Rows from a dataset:
══════════

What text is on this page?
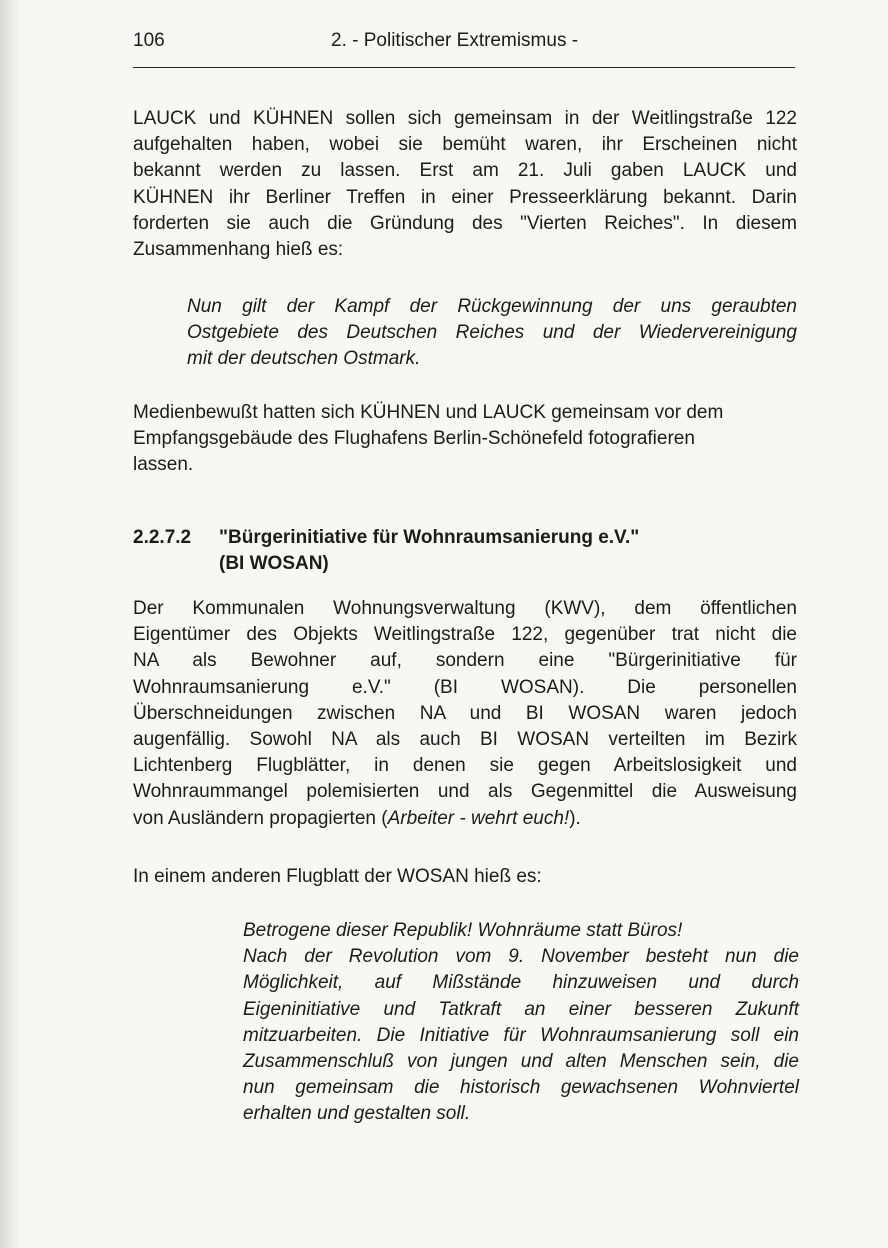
106	2. - Politischer Extremismus -

LAUCK und KÜHNEN sollen sich gemeinsam in der Weitlingstraße 122
aufgehalten haben, wobei sie bemüht waren, ihr Erscheinen nicht
bekannt werden zu lassen. Erst am 21. Juli gaben LAUCK und
KÜHNEN ihr Berliner Treffen in einer Presseerklärung bekannt. Darin
forderten sie auch die Gründung des "Vierten Reiches". In diesem
Zusammenhang hieß es:

Nun gilt der Kampf der Rückgewinnung der uns geraubten
Ostgebiete des Deutschen Reiches und der Wiedervereinigung
mit der deutschen Ostmark.

Medienbewußt hatten sich KÜHNEN und LAUCK gemeinsam vor dem
Empfangsgebäude des Flughafens Berlin-Schönefeld fotografieren
lassen.

2.2.7.2 "Bürgerinitiative für Wohnraumsanierung e.V."
(BI WOSAN)

Der Kommunalen Wohnungsverwaltung (KWV), dem öffentlichen
Eigentümer des Objekts Weitlingstraße 122, gegenüber trat nicht die
NA als Bewohner auf, sondern eine "Bürgerinitiative für
Wohnraumsanierung e.V." (BI WOSAN). Die personellen
Überschneidungen zwischen NA und BI WOSAN waren jedoch
augenfällig. Sowohl NA als auch BI WOSAN verteilten im Bezirk
Lichtenberg Flugblätter, in denen sie gegen Arbeitslosigkeit und
Wohnraummangel polemisierten und als Gegenmittel die Ausweisung
von Ausländern propagierten (Arbeiter - wehrt euch!).

In einem anderen Flugblatt der WOSAN hieß es:

Betrogene dieser Republik! Wohnräume statt Büros!
Nach der Revolution vom 9. November besteht nun die
Möglichkeit, auf Mißstände hinzuweisen und durch
Eigeninitiative und Tatkraft an einer besseren Zukunft
mitzuarbeiten. Die Initiative für Wohnraumsanierung soll ein
Zusammenschluß von jungen und alten Menschen sein, die
nun gemeinsam die historisch gewachsenen Wohnviertel
erhalten und gestalten soll.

══════════

REQUIREMENTS → Exclude the images and reproduce the remaining data exactly.

FULL OUTPUT →
What text is on this page?
106	2. - Politischer Extremismus -

LAUCK und KÜHNEN sollen sich gemeinsam in der Weitlingstraße 122
aufgehalten haben, wobei sie bemüht waren, ihr Erscheinen nicht
bekannt werden zu lassen. Erst am 21. Juli gaben LAUCK und
KÜHNEN ihr Berliner Treffen in einer Presseerklärung bekannt. Darin
forderten sie auch die Gründung des "Vierten Reiches". In diesem
Zusammenhang hieß es:

Nun gilt der Kampf der Rückgewinnung der uns geraubten
Ostgebiete des Deutschen Reiches und der Wiedervereinigung
mit der deutschen Ostmark.

Medienbewußt hatten sich KÜHNEN und LAUCK gemeinsam vor dem
Empfangsgebäude des Flughafens Berlin-Schönefeld fotografieren
lassen.

2.2.7.2 "Bürgerinitiative für Wohnraumsanierung e.V."
(BI WOSAN)

Der Kommunalen Wohnungsverwaltung (KWV), dem öffentlichen
Eigentümer des Objekts Weitlingstraße 122, gegenüber trat nicht die
NA als Bewohner auf, sondern eine "Bürgerinitiative für
Wohnraumsanierung e.V." (BI WOSAN). Die personellen
Überschneidungen zwischen NA und BI WOSAN waren jedoch
augenfällig. Sowohl NA als auch BI WOSAN verteilten im Bezirk
Lichtenberg Flugblätter, in denen sie gegen Arbeitslosigkeit und
Wohnraummangel polemisierten und als Gegenmittel die Ausweisung
von Ausländern propagierten (Arbeiter - wehrt euch!).

In einem anderen Flugblatt der WOSAN hieß es:

Betrogene dieser Republik! Wohnräume statt Büros!
Nach der Revolution vom 9. November besteht nun die
Möglichkeit, auf Mißstände hinzuweisen und durch
Eigeninitiative und Tatkraft an einer besseren Zukunft
mitzuarbeiten. Die Initiative für Wohnraumsanierung soll ein
Zusammenschluß von jungen und alten Menschen sein, die
nun gemeinsam die historisch gewachsenen Wohnviertel
erhalten und gestalten soll.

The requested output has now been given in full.